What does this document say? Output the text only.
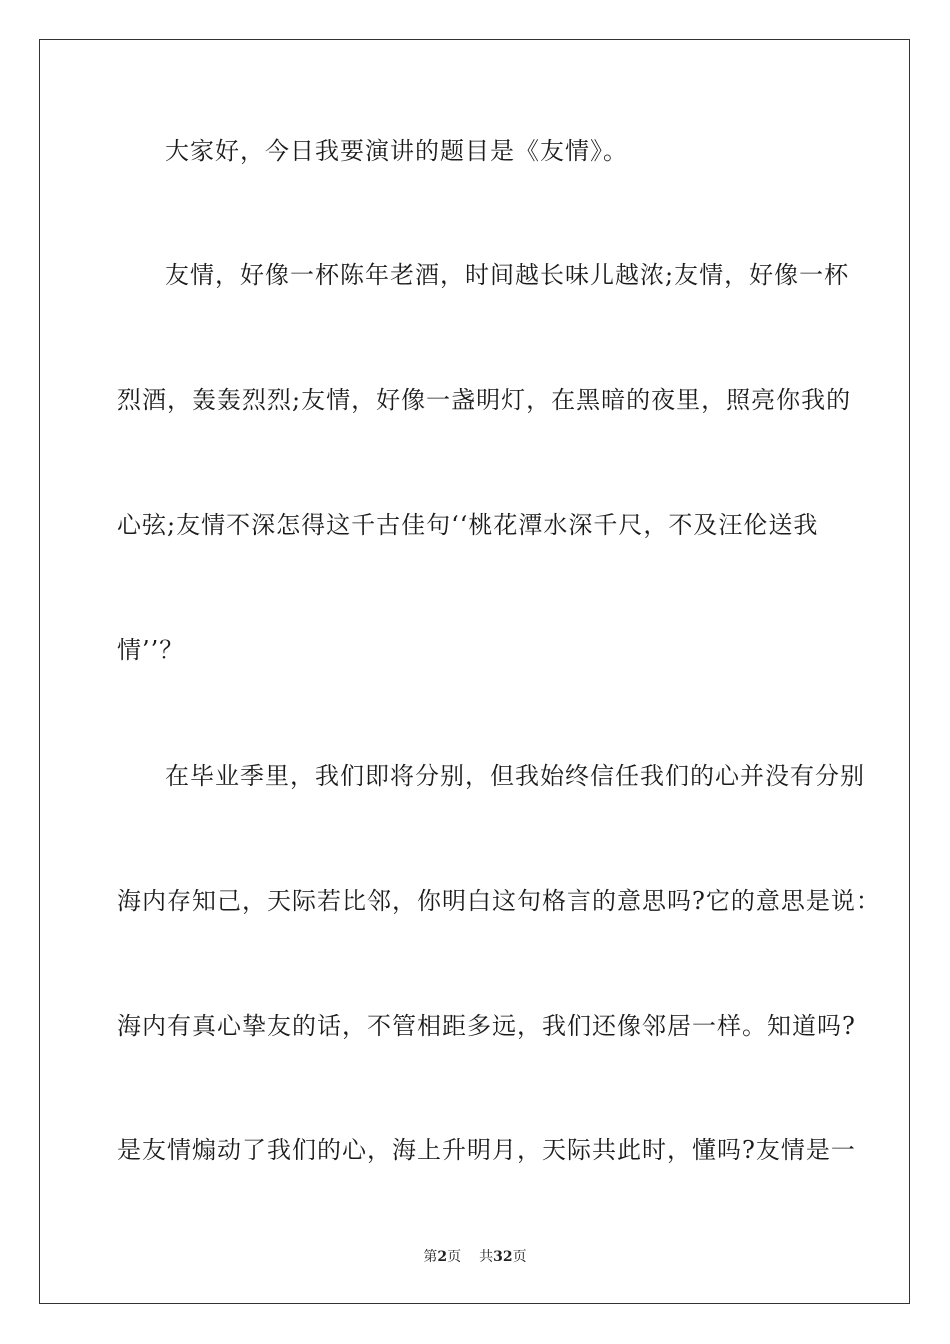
大家好，今日我要演讲的题目是《友情》。
友情，好像一杯陈年老酒，时间越长味儿越浓;友情，好像一杯
烈酒，轰轰烈烈;友情，好像一盏明灯，在黑暗的夜里，照亮你我的
心弦;友情不深怎得这千古佳句‘‘桃花潭水深千尺，不及汪伦送我
情’’？
在毕业季里，我们即将分别，但我始终信任我们的心并没有分别
海内存知己，天际若比邻，你明白这句格言的意思吗?它的意思是说：
海内有真心挚友的话，不管相距多远，我们还像邻居一样。知道吗?
是友情煽动了我们的心，海上升明月，天际共此时，懂吗?友情是一
第2页 共32页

## The task
Reproduce the material word for word. Any pictures should be left out of the copy.

## Solution
What does this document say? Output the text only.
大家好，今日我要演讲的题目是《友情》。
友情，好像一杯陈年老酒，时间越长味儿越浓;友情，好像一杯
烈酒，轰轰烈烈;友情，好像一盏明灯，在黑暗的夜里，照亮你我的
心弦;友情不深怎得这千古佳句‘‘桃花潭水深千尺，不及汪伦送我
情’’？
在毕业季里，我们即将分别，但我始终信任我们的心并没有分别
海内存知己，天际若比邻，你明白这句格言的意思吗?它的意思是说：
海内有真心挚友的话，不管相距多远，我们还像邻居一样。知道吗?
是友情煽动了我们的心，海上升明月，天际共此时，懂吗?友情是一
第2页 共32页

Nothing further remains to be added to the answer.